Collected data entries:
====================

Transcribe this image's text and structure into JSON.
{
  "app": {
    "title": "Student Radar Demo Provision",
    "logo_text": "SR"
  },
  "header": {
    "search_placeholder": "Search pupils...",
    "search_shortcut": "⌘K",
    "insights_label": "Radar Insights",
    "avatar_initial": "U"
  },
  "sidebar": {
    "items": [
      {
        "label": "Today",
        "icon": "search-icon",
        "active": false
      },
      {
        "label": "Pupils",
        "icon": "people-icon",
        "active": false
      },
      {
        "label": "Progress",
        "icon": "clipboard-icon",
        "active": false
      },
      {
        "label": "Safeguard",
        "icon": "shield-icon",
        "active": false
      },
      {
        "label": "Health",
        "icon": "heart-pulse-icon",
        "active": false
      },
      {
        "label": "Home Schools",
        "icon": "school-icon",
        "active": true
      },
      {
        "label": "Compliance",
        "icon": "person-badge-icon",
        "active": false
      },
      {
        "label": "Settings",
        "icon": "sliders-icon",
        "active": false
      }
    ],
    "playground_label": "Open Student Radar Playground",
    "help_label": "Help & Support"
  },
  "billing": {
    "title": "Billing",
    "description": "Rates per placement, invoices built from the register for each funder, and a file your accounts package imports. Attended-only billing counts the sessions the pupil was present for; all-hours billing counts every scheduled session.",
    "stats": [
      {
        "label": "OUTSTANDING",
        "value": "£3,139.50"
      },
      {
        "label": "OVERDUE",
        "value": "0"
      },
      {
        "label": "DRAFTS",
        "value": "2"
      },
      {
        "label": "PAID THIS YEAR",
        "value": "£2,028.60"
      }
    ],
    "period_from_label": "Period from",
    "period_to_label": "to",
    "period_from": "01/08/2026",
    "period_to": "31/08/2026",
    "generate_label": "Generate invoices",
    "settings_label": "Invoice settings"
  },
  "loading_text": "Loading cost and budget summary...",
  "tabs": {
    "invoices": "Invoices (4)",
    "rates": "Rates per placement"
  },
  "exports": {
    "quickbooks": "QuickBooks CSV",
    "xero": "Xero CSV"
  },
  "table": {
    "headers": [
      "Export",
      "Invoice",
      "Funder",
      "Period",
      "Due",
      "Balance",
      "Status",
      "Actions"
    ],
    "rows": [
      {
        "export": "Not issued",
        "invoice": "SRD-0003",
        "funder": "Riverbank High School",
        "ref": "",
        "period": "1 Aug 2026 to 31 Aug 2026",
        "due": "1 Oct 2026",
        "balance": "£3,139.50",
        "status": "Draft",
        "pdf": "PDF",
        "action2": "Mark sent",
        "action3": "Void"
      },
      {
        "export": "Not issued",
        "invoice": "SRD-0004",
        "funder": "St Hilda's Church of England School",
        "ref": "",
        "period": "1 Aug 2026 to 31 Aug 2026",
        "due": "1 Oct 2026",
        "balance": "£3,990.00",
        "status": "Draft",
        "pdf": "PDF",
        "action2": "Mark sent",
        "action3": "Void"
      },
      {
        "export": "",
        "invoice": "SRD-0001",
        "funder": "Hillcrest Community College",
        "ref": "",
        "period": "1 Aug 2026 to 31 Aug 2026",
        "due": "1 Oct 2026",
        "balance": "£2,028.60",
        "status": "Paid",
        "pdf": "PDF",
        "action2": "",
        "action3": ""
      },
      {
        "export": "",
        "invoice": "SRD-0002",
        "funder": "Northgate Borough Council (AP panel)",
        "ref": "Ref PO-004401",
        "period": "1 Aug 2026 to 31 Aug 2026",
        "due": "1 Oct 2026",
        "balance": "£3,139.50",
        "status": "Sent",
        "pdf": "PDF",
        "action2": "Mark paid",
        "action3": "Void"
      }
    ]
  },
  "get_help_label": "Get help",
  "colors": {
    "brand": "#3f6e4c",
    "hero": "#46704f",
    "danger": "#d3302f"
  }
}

====================

Written request: Copy each line in the data that holds the word "title".

Response for this exercise:
    "title": "Student Radar Demo Provision",
    "title": "Billing",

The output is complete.